**PROBLEM STATEMENT**
Provide a single number: the count of lines containing the string "this".

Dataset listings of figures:

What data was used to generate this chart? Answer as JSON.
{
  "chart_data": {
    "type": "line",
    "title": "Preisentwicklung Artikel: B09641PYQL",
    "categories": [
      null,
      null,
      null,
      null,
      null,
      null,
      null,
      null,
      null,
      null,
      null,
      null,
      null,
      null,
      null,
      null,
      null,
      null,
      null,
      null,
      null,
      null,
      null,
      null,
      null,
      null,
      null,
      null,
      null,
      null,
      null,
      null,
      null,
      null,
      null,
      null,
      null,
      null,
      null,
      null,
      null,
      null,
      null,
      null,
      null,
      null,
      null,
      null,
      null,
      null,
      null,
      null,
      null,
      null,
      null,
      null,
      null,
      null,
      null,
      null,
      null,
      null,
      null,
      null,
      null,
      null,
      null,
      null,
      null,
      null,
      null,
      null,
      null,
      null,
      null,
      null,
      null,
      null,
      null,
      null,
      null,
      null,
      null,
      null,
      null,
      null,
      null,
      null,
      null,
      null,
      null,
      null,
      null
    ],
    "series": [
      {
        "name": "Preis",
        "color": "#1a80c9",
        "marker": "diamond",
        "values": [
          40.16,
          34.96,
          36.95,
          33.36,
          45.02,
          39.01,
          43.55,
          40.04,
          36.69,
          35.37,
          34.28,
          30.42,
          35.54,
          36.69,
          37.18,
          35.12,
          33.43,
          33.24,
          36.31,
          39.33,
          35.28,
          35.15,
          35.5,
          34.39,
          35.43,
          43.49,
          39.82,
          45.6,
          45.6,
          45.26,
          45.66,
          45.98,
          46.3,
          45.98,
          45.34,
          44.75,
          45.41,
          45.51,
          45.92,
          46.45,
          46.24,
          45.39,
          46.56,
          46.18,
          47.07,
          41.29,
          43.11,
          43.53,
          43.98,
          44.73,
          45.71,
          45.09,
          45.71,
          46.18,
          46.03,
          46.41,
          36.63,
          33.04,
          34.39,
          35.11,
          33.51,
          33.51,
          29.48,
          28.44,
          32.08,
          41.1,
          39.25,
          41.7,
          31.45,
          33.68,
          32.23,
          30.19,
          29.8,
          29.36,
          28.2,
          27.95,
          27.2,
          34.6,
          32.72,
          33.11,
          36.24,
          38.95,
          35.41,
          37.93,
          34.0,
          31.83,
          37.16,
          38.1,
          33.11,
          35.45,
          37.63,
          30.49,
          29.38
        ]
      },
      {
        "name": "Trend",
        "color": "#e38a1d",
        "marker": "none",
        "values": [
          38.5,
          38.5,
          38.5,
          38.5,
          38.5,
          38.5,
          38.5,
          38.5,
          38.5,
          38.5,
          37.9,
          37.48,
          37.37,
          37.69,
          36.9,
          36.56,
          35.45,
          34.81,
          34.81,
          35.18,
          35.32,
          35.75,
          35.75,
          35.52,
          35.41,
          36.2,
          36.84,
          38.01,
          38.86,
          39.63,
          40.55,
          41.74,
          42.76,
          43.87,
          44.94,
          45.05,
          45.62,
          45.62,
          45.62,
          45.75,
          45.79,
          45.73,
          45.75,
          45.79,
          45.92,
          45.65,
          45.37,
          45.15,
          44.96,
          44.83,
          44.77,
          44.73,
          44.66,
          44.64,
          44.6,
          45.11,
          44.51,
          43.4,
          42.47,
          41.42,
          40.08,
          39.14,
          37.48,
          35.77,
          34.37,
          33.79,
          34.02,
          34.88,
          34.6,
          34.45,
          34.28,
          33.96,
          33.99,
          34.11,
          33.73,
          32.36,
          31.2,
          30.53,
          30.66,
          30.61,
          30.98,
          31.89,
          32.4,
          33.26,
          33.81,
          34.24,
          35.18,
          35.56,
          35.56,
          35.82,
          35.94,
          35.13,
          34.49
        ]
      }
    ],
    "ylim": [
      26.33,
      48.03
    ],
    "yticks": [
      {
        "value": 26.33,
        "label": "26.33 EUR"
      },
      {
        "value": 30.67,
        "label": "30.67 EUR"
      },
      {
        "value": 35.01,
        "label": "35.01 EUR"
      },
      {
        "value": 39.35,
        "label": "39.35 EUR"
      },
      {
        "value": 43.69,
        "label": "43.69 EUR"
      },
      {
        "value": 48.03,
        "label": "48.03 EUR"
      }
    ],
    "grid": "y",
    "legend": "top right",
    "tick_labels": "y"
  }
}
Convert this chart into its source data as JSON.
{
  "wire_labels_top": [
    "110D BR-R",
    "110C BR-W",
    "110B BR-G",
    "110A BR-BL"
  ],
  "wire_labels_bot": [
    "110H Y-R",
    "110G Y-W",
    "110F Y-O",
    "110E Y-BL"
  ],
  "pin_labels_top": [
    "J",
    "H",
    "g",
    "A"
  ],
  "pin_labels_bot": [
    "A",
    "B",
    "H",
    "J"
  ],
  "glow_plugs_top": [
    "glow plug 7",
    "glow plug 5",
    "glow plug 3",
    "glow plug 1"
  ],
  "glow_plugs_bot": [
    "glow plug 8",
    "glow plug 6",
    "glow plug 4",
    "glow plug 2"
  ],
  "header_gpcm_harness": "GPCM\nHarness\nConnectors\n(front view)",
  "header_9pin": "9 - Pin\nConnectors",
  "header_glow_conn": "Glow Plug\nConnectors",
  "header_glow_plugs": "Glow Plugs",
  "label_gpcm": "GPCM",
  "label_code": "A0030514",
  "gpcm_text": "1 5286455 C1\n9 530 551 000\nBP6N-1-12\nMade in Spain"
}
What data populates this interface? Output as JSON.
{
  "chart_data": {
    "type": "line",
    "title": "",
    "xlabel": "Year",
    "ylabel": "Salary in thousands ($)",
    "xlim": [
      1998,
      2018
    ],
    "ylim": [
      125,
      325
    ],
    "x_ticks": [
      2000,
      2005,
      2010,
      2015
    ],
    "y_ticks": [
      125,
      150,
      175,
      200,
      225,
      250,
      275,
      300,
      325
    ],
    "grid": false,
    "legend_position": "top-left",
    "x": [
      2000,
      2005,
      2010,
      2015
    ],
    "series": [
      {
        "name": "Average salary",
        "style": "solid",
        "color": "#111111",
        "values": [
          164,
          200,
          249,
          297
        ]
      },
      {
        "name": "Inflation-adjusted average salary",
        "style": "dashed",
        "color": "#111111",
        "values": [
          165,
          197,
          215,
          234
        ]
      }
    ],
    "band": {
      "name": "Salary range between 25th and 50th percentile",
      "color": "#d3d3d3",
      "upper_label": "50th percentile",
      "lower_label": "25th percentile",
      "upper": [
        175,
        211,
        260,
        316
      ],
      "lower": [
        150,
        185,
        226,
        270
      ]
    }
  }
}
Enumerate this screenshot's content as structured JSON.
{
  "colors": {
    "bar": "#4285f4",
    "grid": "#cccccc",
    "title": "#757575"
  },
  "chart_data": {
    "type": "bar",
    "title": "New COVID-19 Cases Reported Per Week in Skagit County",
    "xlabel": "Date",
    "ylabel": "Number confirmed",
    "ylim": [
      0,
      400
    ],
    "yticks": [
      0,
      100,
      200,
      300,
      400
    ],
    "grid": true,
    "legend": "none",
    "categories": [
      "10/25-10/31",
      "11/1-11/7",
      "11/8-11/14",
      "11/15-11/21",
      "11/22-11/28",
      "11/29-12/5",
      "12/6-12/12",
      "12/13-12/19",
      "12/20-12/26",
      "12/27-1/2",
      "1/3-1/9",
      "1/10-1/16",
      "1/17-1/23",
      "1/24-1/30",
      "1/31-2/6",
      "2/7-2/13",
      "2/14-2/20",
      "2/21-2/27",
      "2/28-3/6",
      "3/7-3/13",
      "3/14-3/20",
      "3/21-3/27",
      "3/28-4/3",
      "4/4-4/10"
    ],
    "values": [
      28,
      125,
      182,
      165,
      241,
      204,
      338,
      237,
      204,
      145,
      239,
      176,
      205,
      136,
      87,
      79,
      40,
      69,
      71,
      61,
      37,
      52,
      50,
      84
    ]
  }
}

**RIGHT ANSWER**
4